TASK INPUTS:
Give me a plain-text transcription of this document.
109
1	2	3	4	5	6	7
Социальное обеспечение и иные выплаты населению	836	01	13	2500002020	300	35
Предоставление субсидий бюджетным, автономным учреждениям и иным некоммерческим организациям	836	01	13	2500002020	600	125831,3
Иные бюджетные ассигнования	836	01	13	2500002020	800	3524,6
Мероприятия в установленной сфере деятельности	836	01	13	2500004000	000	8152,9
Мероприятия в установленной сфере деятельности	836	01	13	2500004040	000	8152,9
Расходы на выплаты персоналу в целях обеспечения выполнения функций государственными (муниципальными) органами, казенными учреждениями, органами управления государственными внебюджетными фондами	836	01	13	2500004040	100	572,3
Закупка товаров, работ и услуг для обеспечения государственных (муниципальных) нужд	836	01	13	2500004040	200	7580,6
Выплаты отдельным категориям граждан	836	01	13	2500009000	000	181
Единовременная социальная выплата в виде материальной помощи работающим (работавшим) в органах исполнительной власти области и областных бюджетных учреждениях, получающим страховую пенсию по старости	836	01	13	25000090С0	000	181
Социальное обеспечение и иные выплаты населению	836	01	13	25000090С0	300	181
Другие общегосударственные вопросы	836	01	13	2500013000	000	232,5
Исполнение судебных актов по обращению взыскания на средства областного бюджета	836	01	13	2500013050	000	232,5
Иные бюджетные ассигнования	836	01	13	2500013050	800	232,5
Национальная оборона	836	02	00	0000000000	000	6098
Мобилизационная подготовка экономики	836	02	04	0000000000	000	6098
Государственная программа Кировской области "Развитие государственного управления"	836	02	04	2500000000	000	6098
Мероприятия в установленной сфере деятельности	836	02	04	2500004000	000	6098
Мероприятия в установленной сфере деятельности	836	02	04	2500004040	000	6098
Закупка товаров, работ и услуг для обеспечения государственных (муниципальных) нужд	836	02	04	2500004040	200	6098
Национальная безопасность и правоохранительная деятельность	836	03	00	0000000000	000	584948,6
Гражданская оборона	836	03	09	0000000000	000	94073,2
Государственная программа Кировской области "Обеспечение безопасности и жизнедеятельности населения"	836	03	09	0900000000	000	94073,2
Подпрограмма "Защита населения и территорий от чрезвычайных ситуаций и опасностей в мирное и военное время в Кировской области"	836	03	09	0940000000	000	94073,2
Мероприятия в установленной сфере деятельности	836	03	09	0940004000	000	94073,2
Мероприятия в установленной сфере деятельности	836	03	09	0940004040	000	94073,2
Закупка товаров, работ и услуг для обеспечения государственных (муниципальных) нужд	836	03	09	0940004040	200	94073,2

WHAT IS NEEDED: Identify which lines contain the word "управления" and copy each one.

COMPLETE RESPONSE:
Расходы на выплаты персоналу в целях обеспечения выполнения функций государственными (муниципальными) органами, казенными учреждениями, органами управления государственными внебюджетными фондами	836	01	13	2500004040	100	572,3
Государственная программа Кировской области "Развитие государственного управления"	836	02	04	2500000000	000	6098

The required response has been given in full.